> _SET EXERCISE_
Gather the lines below that include the string "label", copying each in full.

[Data tied to figure images]
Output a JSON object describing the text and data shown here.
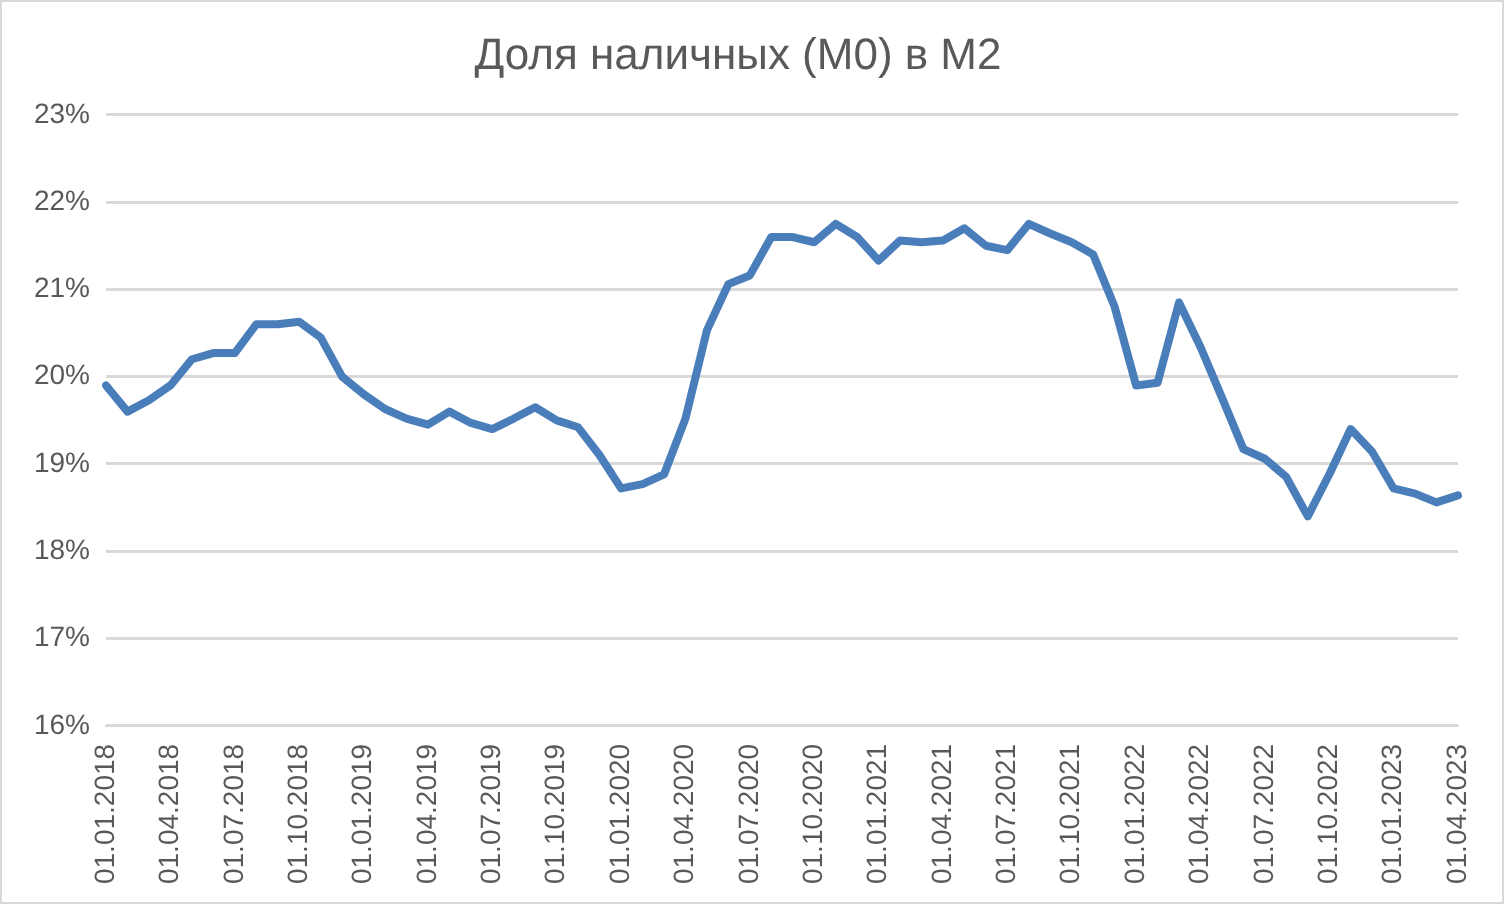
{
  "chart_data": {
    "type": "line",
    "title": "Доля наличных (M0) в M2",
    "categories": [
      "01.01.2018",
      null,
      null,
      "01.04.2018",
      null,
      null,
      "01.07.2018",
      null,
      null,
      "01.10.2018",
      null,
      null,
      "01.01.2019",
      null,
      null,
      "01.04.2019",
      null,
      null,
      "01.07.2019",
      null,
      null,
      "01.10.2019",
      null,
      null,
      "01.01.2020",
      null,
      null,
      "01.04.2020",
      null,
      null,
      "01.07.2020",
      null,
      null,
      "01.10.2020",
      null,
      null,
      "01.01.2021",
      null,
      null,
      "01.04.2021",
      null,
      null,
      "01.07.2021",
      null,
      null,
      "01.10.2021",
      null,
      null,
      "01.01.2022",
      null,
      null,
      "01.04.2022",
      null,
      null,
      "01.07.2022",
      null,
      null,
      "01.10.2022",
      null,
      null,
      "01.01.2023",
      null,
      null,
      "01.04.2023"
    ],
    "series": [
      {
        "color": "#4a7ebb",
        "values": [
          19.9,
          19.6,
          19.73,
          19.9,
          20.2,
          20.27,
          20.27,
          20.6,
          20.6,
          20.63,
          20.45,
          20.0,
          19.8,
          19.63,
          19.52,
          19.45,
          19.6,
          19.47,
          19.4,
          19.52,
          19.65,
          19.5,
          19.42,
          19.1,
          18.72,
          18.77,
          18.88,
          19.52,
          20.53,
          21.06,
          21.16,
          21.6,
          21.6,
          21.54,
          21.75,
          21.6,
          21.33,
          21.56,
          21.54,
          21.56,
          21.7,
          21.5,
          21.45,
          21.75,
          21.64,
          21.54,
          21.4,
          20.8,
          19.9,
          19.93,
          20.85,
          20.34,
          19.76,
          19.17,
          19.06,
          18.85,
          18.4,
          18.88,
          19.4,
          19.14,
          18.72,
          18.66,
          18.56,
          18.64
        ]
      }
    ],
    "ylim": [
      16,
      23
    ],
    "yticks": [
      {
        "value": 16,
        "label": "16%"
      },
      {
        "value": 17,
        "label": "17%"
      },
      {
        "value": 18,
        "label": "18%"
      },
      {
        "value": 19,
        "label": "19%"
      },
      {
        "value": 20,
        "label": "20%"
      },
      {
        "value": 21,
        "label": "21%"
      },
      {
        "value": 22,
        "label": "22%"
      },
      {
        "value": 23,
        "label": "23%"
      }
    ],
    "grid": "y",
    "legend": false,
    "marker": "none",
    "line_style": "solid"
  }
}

> _FINISHED EXERCISE_
        "label": "16%"
        "label": "17%"
        "label": "18%"
        "label": "19%"
        "label": "20%"
        "label": "21%"
        "label": "22%"
        "label": "23%"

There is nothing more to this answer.